Stated task. Scan the records for the word "мировой". Copy each line that includes it.

-- Begin --

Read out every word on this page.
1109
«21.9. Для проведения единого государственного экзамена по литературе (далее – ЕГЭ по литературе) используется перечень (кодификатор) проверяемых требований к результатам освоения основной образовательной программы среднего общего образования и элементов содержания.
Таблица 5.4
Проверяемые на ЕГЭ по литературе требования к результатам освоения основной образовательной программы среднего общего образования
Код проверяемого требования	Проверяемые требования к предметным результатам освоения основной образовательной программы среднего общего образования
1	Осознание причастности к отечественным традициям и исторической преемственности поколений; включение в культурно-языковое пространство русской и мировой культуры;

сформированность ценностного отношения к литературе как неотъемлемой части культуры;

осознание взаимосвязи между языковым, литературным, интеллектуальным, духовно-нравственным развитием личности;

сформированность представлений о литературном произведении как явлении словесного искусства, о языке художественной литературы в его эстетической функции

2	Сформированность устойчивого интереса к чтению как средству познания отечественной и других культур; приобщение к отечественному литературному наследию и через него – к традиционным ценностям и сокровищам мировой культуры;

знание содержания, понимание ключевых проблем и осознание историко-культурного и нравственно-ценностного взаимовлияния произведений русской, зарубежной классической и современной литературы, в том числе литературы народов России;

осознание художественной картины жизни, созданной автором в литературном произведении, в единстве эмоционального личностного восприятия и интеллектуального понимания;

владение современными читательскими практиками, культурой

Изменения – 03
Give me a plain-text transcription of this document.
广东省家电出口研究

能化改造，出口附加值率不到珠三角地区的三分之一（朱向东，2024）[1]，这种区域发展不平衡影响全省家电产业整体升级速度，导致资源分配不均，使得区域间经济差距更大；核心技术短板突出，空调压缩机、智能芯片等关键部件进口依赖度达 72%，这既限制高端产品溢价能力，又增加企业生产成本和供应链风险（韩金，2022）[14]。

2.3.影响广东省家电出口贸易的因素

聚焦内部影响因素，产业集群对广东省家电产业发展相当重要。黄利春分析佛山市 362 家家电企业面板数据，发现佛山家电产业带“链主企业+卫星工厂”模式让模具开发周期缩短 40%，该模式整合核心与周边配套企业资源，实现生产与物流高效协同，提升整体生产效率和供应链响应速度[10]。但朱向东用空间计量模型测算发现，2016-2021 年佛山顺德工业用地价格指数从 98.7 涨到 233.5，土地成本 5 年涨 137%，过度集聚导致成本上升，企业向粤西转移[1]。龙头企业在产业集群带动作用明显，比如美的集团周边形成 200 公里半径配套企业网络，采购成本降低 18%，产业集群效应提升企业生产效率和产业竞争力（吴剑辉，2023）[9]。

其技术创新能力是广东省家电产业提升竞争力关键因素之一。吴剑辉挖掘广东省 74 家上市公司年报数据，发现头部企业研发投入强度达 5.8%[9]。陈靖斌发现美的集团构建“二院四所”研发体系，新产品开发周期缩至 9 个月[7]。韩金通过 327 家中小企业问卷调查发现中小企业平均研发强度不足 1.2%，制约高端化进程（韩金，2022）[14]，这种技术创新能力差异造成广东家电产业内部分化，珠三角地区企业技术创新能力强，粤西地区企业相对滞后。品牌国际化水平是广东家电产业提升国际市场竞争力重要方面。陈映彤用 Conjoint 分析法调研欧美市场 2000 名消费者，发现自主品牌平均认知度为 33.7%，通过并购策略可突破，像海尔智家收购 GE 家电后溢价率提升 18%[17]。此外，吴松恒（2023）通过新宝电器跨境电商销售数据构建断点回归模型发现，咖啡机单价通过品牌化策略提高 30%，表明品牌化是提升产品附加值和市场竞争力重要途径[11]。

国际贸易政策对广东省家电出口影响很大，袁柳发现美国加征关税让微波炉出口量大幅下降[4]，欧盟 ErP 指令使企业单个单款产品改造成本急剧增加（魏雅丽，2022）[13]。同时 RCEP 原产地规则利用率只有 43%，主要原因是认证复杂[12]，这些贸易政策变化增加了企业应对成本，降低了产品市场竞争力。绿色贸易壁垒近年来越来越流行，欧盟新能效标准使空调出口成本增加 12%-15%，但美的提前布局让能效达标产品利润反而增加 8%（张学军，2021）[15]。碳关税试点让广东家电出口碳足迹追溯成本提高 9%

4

-- End --
-- Begin --

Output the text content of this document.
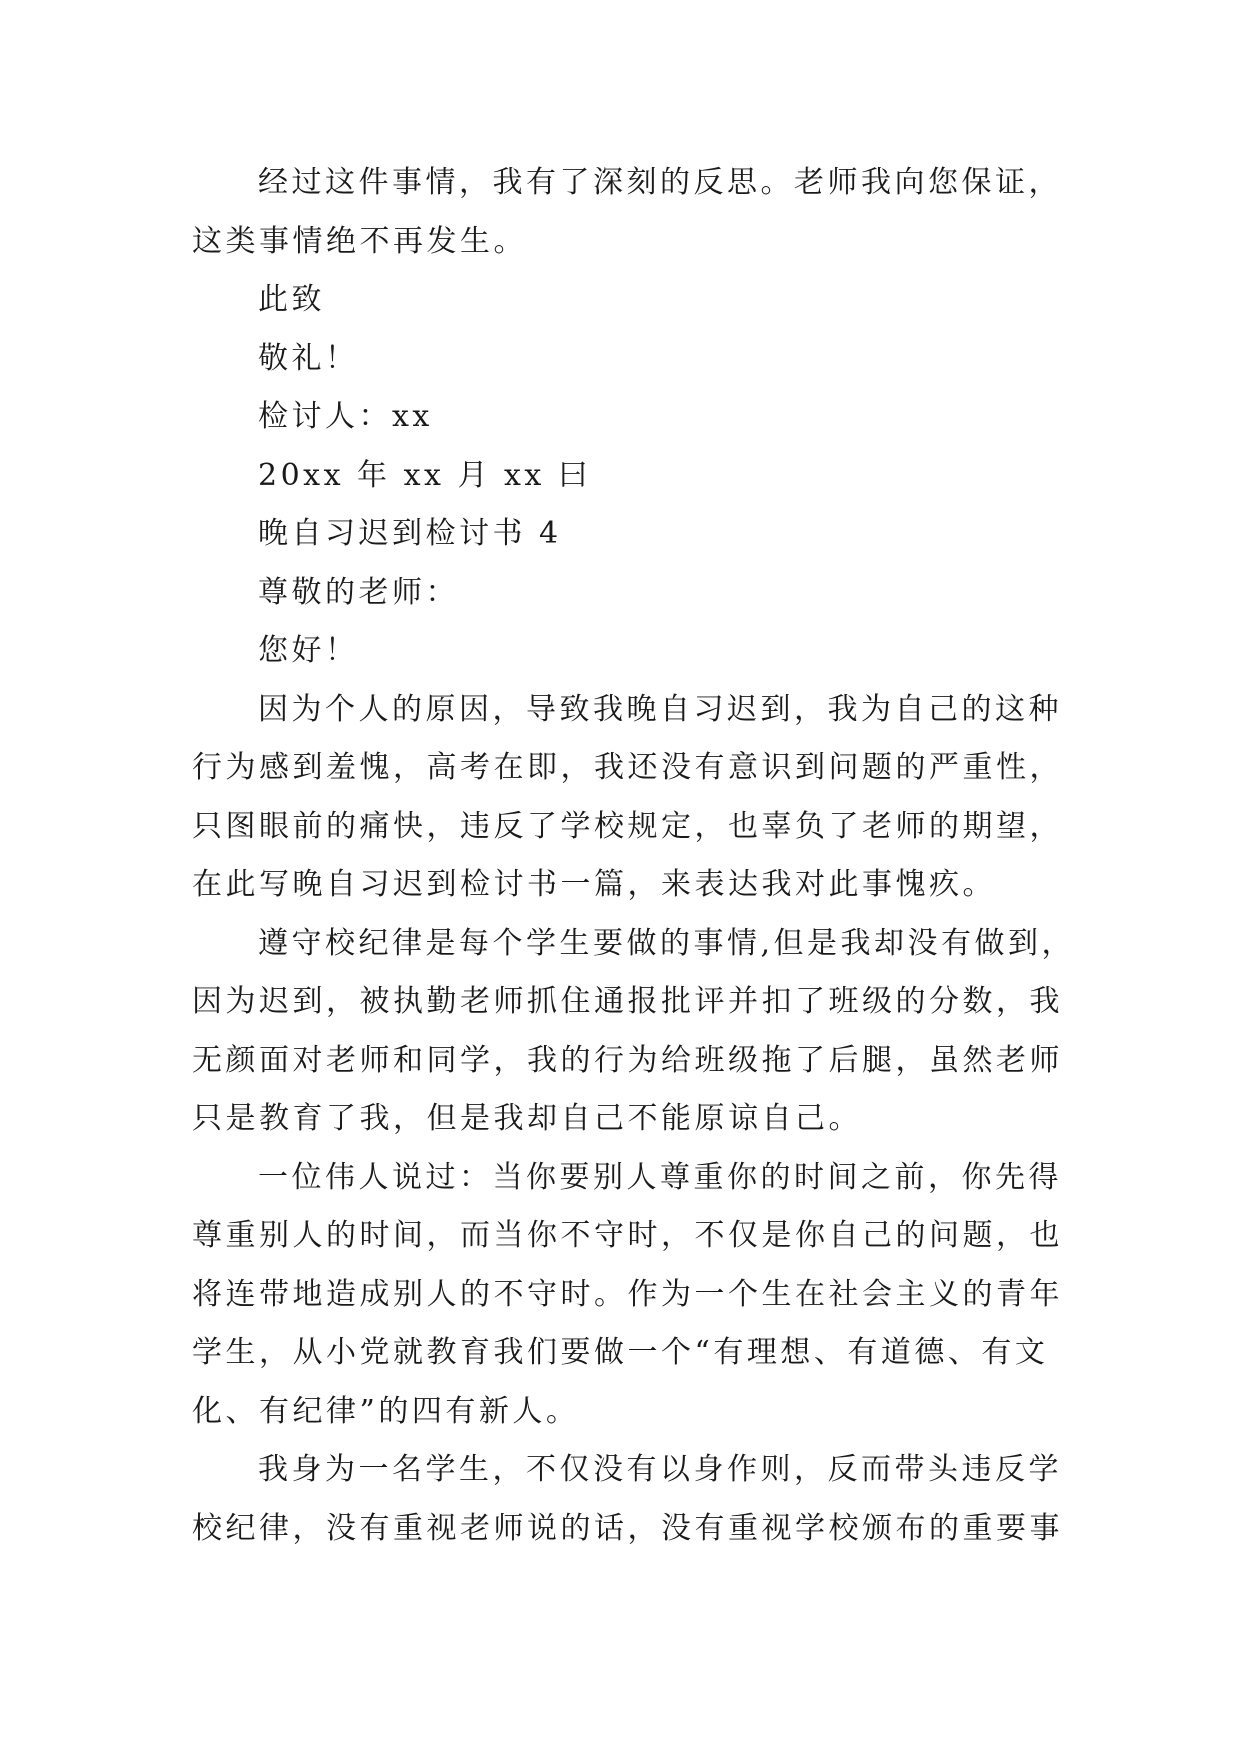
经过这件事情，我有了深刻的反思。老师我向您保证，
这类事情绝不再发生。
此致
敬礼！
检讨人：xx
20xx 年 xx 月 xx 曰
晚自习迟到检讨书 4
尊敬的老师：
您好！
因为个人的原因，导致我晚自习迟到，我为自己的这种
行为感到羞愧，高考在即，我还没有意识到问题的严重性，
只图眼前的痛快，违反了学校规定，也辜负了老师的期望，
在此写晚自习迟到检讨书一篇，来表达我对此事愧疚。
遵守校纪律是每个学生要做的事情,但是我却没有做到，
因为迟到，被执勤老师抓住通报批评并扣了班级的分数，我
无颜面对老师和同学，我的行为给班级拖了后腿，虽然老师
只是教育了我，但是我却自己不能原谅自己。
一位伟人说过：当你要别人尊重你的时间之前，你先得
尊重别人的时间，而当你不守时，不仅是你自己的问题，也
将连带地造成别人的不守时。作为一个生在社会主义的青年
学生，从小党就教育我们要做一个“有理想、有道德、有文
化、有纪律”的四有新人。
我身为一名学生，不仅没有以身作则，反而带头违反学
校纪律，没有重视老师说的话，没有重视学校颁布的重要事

-- End --

Answer to the problem.
1	Осознание причастности к отечественным традициям и исторической преемственности поколений; включение в культурно-языковое пространство русской и мировой культуры;
2	Сформированность устойчивого интереса к чтению как средству познания отечественной и других культур; приобщение к отечественному литературному наследию и через него – к традиционным ценностям и сокровищам мировой культуры;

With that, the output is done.